Without omitting anything, retype the data that follows.

----- TASK INPUTS

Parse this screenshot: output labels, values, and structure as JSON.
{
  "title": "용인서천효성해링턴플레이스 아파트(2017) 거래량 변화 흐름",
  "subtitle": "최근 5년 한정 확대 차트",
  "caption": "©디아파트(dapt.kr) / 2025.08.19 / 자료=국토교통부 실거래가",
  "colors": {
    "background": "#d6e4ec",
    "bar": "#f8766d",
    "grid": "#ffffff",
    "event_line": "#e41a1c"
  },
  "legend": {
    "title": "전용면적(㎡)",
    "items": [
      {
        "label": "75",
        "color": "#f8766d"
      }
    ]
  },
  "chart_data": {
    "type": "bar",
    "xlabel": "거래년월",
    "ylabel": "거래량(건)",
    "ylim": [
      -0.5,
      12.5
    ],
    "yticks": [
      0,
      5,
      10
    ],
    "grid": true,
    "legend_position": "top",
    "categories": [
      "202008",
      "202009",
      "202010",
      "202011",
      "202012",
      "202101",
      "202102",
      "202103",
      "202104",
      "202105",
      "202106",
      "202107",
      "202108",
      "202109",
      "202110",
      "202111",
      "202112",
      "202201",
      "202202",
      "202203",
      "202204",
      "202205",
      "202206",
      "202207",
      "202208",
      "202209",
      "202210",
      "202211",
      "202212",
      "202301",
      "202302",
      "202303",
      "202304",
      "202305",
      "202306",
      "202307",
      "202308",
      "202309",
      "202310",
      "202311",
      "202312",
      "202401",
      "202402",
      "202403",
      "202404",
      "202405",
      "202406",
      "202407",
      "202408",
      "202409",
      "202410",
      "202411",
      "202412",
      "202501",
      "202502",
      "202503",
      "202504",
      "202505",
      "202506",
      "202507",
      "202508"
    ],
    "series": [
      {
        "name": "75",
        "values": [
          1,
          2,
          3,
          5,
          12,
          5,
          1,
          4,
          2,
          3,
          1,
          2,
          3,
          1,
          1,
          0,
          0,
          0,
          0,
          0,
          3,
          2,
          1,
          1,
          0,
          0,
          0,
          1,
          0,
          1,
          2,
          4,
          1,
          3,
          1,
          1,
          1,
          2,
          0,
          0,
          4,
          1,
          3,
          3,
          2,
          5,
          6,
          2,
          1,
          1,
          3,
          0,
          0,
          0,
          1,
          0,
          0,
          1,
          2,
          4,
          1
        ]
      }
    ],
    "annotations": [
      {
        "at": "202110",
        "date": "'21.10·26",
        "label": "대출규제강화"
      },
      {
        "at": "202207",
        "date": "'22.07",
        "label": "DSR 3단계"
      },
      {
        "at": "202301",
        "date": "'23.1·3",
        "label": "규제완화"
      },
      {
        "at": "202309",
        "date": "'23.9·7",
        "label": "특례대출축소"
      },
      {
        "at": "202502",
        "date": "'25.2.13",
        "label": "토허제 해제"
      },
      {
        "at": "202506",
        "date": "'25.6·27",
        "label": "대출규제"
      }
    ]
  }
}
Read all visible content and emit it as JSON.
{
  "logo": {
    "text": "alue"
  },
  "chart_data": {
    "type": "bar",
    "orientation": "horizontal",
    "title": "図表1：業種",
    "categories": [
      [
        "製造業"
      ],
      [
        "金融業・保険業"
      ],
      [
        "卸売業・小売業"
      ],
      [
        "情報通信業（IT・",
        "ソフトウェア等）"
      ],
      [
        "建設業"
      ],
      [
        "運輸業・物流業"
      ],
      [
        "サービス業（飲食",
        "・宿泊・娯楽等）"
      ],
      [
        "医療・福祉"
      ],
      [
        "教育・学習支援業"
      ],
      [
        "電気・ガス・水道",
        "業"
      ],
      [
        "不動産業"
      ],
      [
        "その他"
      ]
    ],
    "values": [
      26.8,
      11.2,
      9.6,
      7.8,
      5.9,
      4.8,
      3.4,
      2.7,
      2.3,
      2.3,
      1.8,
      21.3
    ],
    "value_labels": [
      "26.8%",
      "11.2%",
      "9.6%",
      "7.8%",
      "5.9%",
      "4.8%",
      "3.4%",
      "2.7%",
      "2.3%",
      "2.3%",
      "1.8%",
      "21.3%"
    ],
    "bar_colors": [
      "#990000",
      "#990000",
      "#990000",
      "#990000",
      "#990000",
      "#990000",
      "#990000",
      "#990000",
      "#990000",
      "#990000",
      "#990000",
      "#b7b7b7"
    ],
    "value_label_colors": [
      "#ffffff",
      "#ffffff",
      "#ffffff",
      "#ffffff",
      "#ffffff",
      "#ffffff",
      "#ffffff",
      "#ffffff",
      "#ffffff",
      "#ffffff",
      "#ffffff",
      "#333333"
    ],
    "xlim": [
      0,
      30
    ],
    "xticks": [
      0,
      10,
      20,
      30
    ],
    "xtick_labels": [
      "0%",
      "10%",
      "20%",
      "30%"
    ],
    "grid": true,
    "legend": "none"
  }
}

----------

### REPLY:
Parse this screenshot: output labels, values, and structure as JSON.
{
  "title": "용인서천효성해링턴플레이스 아파트(2017) 거래량 변화 흐름",
  "subtitle": "최근 5년 한정 확대 차트",
  "caption": "©디아파트(dapt.kr) / 2025.08.19 / 자료=국토교통부 실거래가",
  "colors": {
    "background": "#d6e4ec",
    "bar": "#f8766d",
    "grid": "#ffffff",
    "event_line": "#e41a1c"
  },
  "legend": {
    "title": "전용면적(㎡)",
    "items": [
      {
        "label": "75",
        "color": "#f8766d"
      }
    ]
  },
  "chart_data": {
    "type": "bar",
    "xlabel": "거래년월",
    "ylabel": "거래량(건)",
    "ylim": [
      -0.5,
      12.5
    ],
    "yticks": [
      0,
      5,
      10
    ],
    "grid": true,
    "legend_position": "top",
    "categories": [
      "202008",
      "202009",
      "202010",
      "202011",
      "202012",
      "202101",
      "202102",
      "202103",
      "202104",
      "202105",
      "202106",
      "202107",
      "202108",
      "202109",
      "202110",
      "202111",
      "202112",
      "202201",
      "202202",
      "202203",
      "202204",
      "202205",
      "202206",
      "202207",
      "202208",
      "202209",
      "202210",
      "202211",
      "202212",
      "202301",
      "202302",
      "202303",
      "202304",
      "202305",
      "202306",
      "202307",
      "202308",
      "202309",
      "202310",
      "202311",
      "202312",
      "202401",
      "202402",
      "202403",
      "202404",
      "202405",
      "202406",
      "202407",
      "202408",
      "202409",
      "202410",
      "202411",
      "202412",
      "202501",
      "202502",
      "202503",
      "202504",
      "202505",
      "202506",
      "202507",
      "202508"
    ],
    "series": [
      {
        "name": "75",
        "values": [
          1,
          2,
          3,
          5,
          12,
          5,
          1,
          4,
          2,
          3,
          1,
          2,
          3,
          1,
          1,
          0,
          0,
          0,
          0,
          0,
          3,
          2,
          1,
          1,
          0,
          0,
          0,
          1,
          0,
          1,
          2,
          4,
          1,
          3,
          1,
          1,
          1,
          2,
          0,
          0,
          4,
          1,
          3,
          3,
          2,
          5,
          6,
          2,
          1,
          1,
          3,
          0,
          0,
          0,
          1,
          0,
          0,
          1,
          2,
          4,
          1
        ]
      }
    ],
    "annotations": [
      {
        "at": "202110",
        "date": "'21.10·26",
        "label": "대출규제강화"
      },
      {
        "at": "202207",
        "date": "'22.07",
        "label": "DSR 3단계"
      },
      {
        "at": "202301",
        "date": "'23.1·3",
        "label": "규제완화"
      },
      {
        "at": "202309",
        "date": "'23.9·7",
        "label": "특례대출축소"
      },
      {
        "at": "202502",
        "date": "'25.2.13",
        "label": "토허제 해제"
      },
      {
        "at": "202506",
        "date": "'25.6·27",
        "label": "대출규제"
      }
    ]
  }
}
Read all visible content and emit it as JSON.
{
  "logo": {
    "text": "alue"
  },
  "chart_data": {
    "type": "bar",
    "orientation": "horizontal",
    "title": "図表1：業種",
    "categories": [
      [
        "製造業"
      ],
      [
        "金融業・保険業"
      ],
      [
        "卸売業・小売業"
      ],
      [
        "情報通信業（IT・",
        "ソフトウェア等）"
      ],
      [
        "建設業"
      ],
      [
        "運輸業・物流業"
      ],
      [
        "サービス業（飲食",
        "・宿泊・娯楽等）"
      ],
      [
        "医療・福祉"
      ],
      [
        "教育・学習支援業"
      ],
      [
        "電気・ガス・水道",
        "業"
      ],
      [
        "不動産業"
      ],
      [
        "その他"
      ]
    ],
    "values": [
      26.8,
      11.2,
      9.6,
      7.8,
      5.9,
      4.8,
      3.4,
      2.7,
      2.3,
      2.3,
      1.8,
      21.3
    ],
    "value_labels": [
      "26.8%",
      "11.2%",
      "9.6%",
      "7.8%",
      "5.9%",
      "4.8%",
      "3.4%",
      "2.7%",
      "2.3%",
      "2.3%",
      "1.8%",
      "21.3%"
    ],
    "bar_colors": [
      "#990000",
      "#990000",
      "#990000",
      "#990000",
      "#990000",
      "#990000",
      "#990000",
      "#990000",
      "#990000",
      "#990000",
      "#990000",
      "#b7b7b7"
    ],
    "value_label_colors": [
      "#ffffff",
      "#ffffff",
      "#ffffff",
      "#ffffff",
      "#ffffff",
      "#ffffff",
      "#ffffff",
      "#ffffff",
      "#ffffff",
      "#ffffff",
      "#ffffff",
      "#333333"
    ],
    "xlim": [
      0,
      30
    ],
    "xticks": [
      0,
      10,
      20,
      30
    ],
    "xtick_labels": [
      "0%",
      "10%",
      "20%",
      "30%"
    ],
    "grid": true,
    "legend": "none"
  }
}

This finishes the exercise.